Teks yang Diberikan:
┄┄┄┄┄┄┄┄┄┄┄┄┄┄┄┄┄┄┄┄
Sungai, Sampan, dan Pagi
Juni 27, 2015Baca Juga
(Foto: ImamR) |
Mari berjalan-jalan...
Saya punya tempat yang belum pernah dijelajahi. Tak cukup jauh dari tempat tinggal saya sehari-hari. Di waktu puasa, nampaknya menjadi waktu yang tepat menghabiskan pagi disana.
Fajar jelang menyingsing. Jemaah subuh baru saja bermunajat pada Tuhan. Ramai, orang-orang kembali ke rumahnya. Sebagian besar memilih istirahat tanpa perlu mengikis tenaga di waktu puasa ini. Hanya anak-anak dan remaja yang masih berkumpul bergerombol di depan halaman masjid. Seperti biasa, saling menunggu demi menaklukkan waktu subuh.
Itulah yang saya sukai dari anak-anak. Berbuat sesuatu tanpa perlu berpikir rumit-rumit. Setahu saya, saban subuh mereka akan berkumpul menunggui teman-temannya. Mereka hendak menaklukkan subuh, baik sekadar jalan-jalan maupun bermotor cabe-cabean ke lokasi sentral keramaian. Tak ketinggalan, satu-dua anak melempari petasan ke jalanan. Ck...beli petasan dimana ya? Saya juga mau... :3
Seperti hari-hari sebelumnya, saya mesti memanfaatkan momen puasa ini merasai hal-hal baru. Di bulan puasa ini, saya diberikan kesempatan untuk leluasa bangun lebih awal. Kenapa tidak saya manfaatkan untuk menelusuri banyak hal keren yang tak pernah saya rasai di luar puasa?
┄┄┄┄┄┄┄┄┄┄┄┄┄┄┄┄┄┄┄┄
Informasi yang Ditampilkan:
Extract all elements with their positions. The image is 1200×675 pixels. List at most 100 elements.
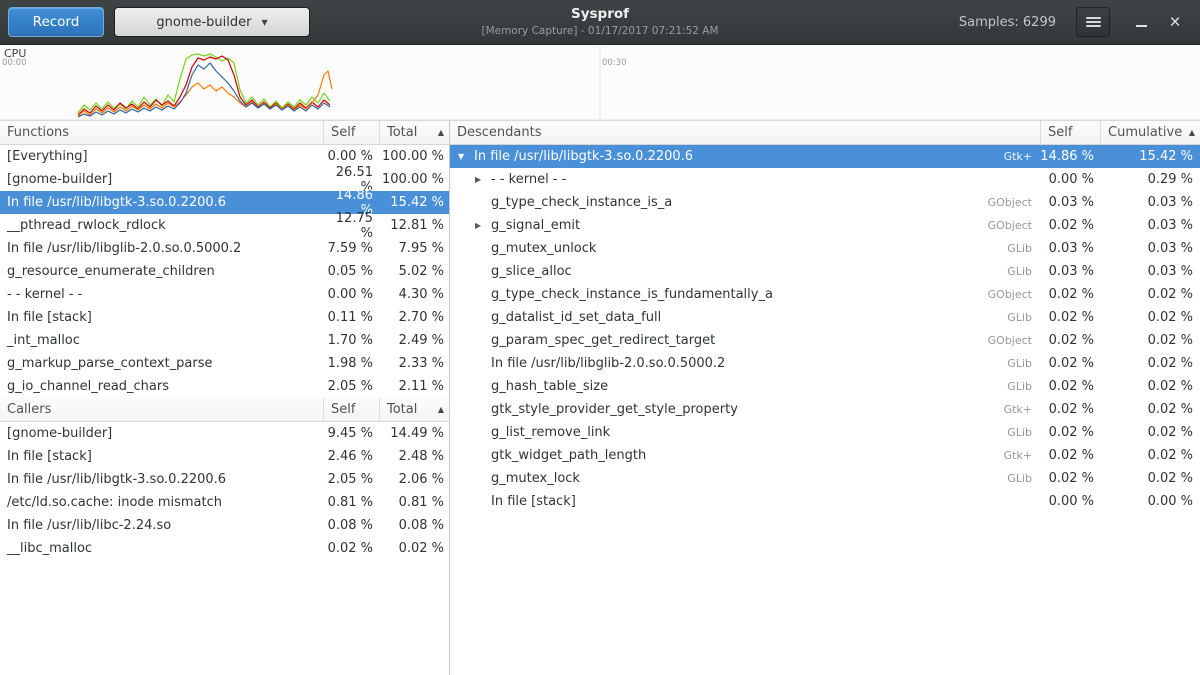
cumulative-percent: 0.02 % [1100,402,1200,417]
function-name: In file /usr/lib/libglib-2.0.so.0.5000.2 [491,356,725,371]
total-percent: 4.30 % [379,287,449,302]
self-percent: 0.02 % [1040,287,1100,302]
column-header-total[interactable]: Total ▲ [379,121,449,144]
total-percent: 100.00 % [379,149,449,164]
table-row[interactable]: /etc/ld.so.cache: inode mismatch0.81 %0.… [0,491,449,514]
expander-collapsed-icon[interactable]: ▶ [475,175,491,184]
table-row[interactable]: g_resource_enumerate_children0.05 %5.02 … [0,260,449,283]
minimize-button[interactable] [1124,7,1158,37]
expander-expanded-icon[interactable]: ▼ [458,152,474,161]
table-row[interactable]: __libc_malloc0.02 %0.02 % [0,537,449,560]
tree-row[interactable]: g_type_check_instance_is_aGObject0.03 %0… [450,191,1200,214]
self-percent: 0.02 % [1040,333,1100,348]
self-percent: 0.00 % [1040,172,1100,187]
self-percent: 2.05 % [323,379,379,394]
total-percent: 0.81 % [379,495,449,510]
close-button[interactable]: × [1158,7,1192,37]
tree-row[interactable]: g_mutex_unlockGLib0.03 %0.03 % [450,237,1200,260]
function-name: g_list_remove_link [491,425,610,440]
app-title: Sysprof [340,6,860,22]
tree-row[interactable]: g_slice_allocGLib0.03 %0.03 % [450,260,1200,283]
cumulative-percent: 0.02 % [1100,287,1200,302]
self-percent: 0.02 % [1040,448,1100,463]
function-name: [gnome-builder] [0,426,323,441]
callers-header: Callers Self Total ▲ [0,398,449,422]
time-label-mid: 00:30 [602,58,627,68]
table-row[interactable]: In file [stack]0.11 %2.70 % [0,306,449,329]
function-name: _int_malloc [0,333,323,348]
tree-row[interactable]: ▶g_signal_emitGObject0.02 %0.03 % [450,214,1200,237]
descendants-header: Descendants Self Cumulative ▲ [450,121,1200,145]
library-tag: GLib [1007,265,1040,278]
column-header-self[interactable]: Self [1040,121,1100,144]
minimize-icon [1136,25,1147,27]
tree-row[interactable]: gtk_widget_path_lengthGtk+0.02 %0.02 % [450,444,1200,467]
table-row[interactable]: In file [stack]2.46 %2.48 % [0,445,449,468]
column-header-cumulative[interactable]: Cumulative ▲ [1100,121,1200,144]
column-header-self[interactable]: Self [323,398,379,421]
tree-row[interactable]: g_datalist_id_set_data_fullGLib0.02 %0.0… [450,306,1200,329]
sort-arrow-icon: ▲ [1189,128,1195,137]
table-row[interactable]: [gnome-builder]9.45 %14.49 % [0,422,449,445]
column-header-total[interactable]: Total ▲ [379,398,449,421]
table-row[interactable]: g_io_channel_read_chars2.05 %2.11 % [0,375,449,398]
tree-row[interactable]: g_type_check_instance_is_fundamentally_a… [450,283,1200,306]
self-percent: 0.03 % [1040,264,1100,279]
expander-collapsed-icon[interactable]: ▶ [475,221,491,230]
total-percent: 2.11 % [379,379,449,394]
library-tag: GLib [1007,242,1040,255]
function-name: g_resource_enumerate_children [0,264,323,279]
function-name-cell: g_datalist_id_set_data_fullGLib [450,310,1040,325]
function-name: g_mutex_unlock [491,241,596,256]
menu-button[interactable] [1076,7,1110,37]
self-percent: 0.02 % [1040,471,1100,486]
window-title-block: Sysprof [Memory Capture] - 01/17/2017 07… [340,6,860,37]
function-name: In file [stack] [0,449,323,464]
self-percent: 0.02 % [1040,425,1100,440]
function-name: [Everything] [0,149,323,164]
function-name-cell: gtk_style_provider_get_style_propertyGtk… [450,402,1040,417]
cpu-graph[interactable]: CPU 00:00 00:30 [0,45,1200,121]
record-button[interactable]: Record [8,7,104,37]
tree-row[interactable]: ▶- - kernel - -0.00 %0.29 % [450,168,1200,191]
library-tag: GLib [1007,311,1040,324]
tree-row[interactable]: g_list_remove_linkGLib0.02 %0.02 % [450,421,1200,444]
total-percent: 12.81 % [379,218,449,233]
table-row[interactable]: [gnome-builder]26.51 %100.00 % [0,168,449,191]
cumulative-percent: 0.00 % [1100,494,1200,509]
function-name-cell: In file /usr/lib/libglib-2.0.so.0.5000.2… [450,356,1040,371]
table-row[interactable]: - - kernel - -0.00 %4.30 % [0,283,449,306]
tree-row[interactable]: In file [stack]0.00 %0.00 % [450,490,1200,513]
tree-row[interactable]: g_mutex_lockGLib0.02 %0.02 % [450,467,1200,490]
tree-row[interactable]: g_param_spec_get_redirect_targetGObject0… [450,329,1200,352]
table-row[interactable]: _int_malloc1.70 %2.49 % [0,329,449,352]
functions-header: Functions Self Total ▲ [0,121,449,145]
sort-arrow-icon: ▲ [438,405,444,414]
library-tag: GLib [1007,472,1040,485]
column-header-self[interactable]: Self [323,121,379,144]
function-name: g_param_spec_get_redirect_target [491,333,715,348]
tree-row[interactable]: gtk_style_provider_get_style_propertyGtk… [450,398,1200,421]
descendants-table: ▼In file /usr/lib/libgtk-3.so.0.2200.6Gt… [450,145,1200,513]
table-row[interactable]: g_markup_parse_context_parse1.98 %2.33 % [0,352,449,375]
self-percent: 0.02 % [1040,379,1100,394]
column-header-descendants[interactable]: Descendants [450,121,1040,144]
table-row[interactable]: In file /usr/lib/libc-2.24.so0.08 %0.08 … [0,514,449,537]
tree-row[interactable]: In file /usr/lib/libglib-2.0.so.0.5000.2… [450,352,1200,375]
table-row[interactable]: In file /usr/lib/libgtk-3.so.0.2200.62.0… [0,468,449,491]
column-header-cumulative-label: Cumulative [1108,125,1182,140]
function-name: In file /usr/lib/libgtk-3.so.0.2200.6 [0,195,323,210]
table-row[interactable]: [Everything]0.00 %100.00 % [0,145,449,168]
self-percent: 0.02 % [1040,356,1100,371]
tree-row[interactable]: ▼In file /usr/lib/libgtk-3.so.0.2200.6Gt… [450,145,1200,168]
table-row[interactable]: In file /usr/lib/libgtk-3.so.0.2200.614.… [0,191,449,214]
function-name: - - kernel - - [0,287,323,302]
table-row[interactable]: In file /usr/lib/libglib-2.0.so.0.5000.2… [0,237,449,260]
process-selector[interactable]: gnome-builder ▼ [114,7,310,37]
cumulative-percent: 0.02 % [1100,379,1200,394]
table-row[interactable]: __pthread_rwlock_rdlock12.75 %12.81 % [0,214,449,237]
cumulative-percent: 0.03 % [1100,241,1200,256]
tree-row[interactable]: g_hash_table_sizeGLib0.02 %0.02 % [450,375,1200,398]
column-header-functions[interactable]: Functions [0,121,323,144]
column-header-callers[interactable]: Callers [0,398,323,421]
┄┄┄┄┄┄┄┄┄┄┄┄┄┄┄┄┄┄┄┄
Yang Perlu Dikerjakan:
Tuliskan lanjutan teks tentang menjelajah pagi di bulan puasa, mulai setelah kalimat terakhirnya.

Jawaban Latihan:
Lantaran sahur nyaris telat; jelang imsak, saya punya cukup waktu menunggui shalat Subuh. Bayangkan! Saya masih sempat-sempatnya menyeduh dan minum segelas cappuccino sachetan beberapa menit sebelum adzan Subuh!
Saya menikmati perjalanan bersepeda pagi ini. Urung sampai di keramaian anak-anak muda di ujung tanggul menuju arah benteng Sombaopu. Biasanya saya akan bersepeda di pucuk tanggul hingga menemui jalan buntu pembatas pagar di ujungnya. Menyaksikan anak-anak muda yang hendak mengadu kencang motornya.
Setengah jalan, saya lebih memilih menyusur sungai Jeneberang yang berada di balik tanggul. Untuk melintas kesana cukup mudah. Ada jalan setapak kecil yang bisa dilalui sepeda gunung dari pangkal tanggul.
Betapa damainya menyingkap fajar di seberang sungai sepagi itu. Cahaya kejinggaannya memantul dari air yang beriak meski kelihatan tenang. Sekumpulan eceng gondok di tepian sungai seolah memanggil hendak dibangunkan. "Ini sudah pagi ya? Selamat datang!" katanya penuh imaji.
Di tengah sungai, sampan melintas memotong arus. Mungkin milik penduduk setempat. Katanya, rezeki harus selalu dikejar pagi hari. Orang-orang yang hidup berkecukupan tahu itu dan selalu berpacu dengan sinar mentari. Akh, kenapa pula setiap kerja keras tak terbayarkan lunas.
Sepeda saya pacu agak pelan mengikuti arah sampan yang nampaknya hendak berlabuh. Sampan bermesin itu membawa sejumlah orang. Tak tanggung-tanggung, satu motor dan satu sepeda diangkutnya sepagi itu.
Saya baru tahu, ada dermaga kecil tempat berlabuh perahu penumpang kecil di dekat tanggul. Selain itu, saya juga berputar-putar mengelilingi sebuah pabrik pembuat batako atau paving block di pinggiran sungai. Sepagi itu, suara mesin berlomba dengan matahari yang menyusup di celah pepohonan. Pekerja-pekerjanya hanya mengamati saya, yang sekadar lewat malu-malu memberikan salam.
Nah, ternyata saya menemukan tempat menyepi yang baru. Tepat di pinggir sungai yang hanya berjarak serentangan tangan.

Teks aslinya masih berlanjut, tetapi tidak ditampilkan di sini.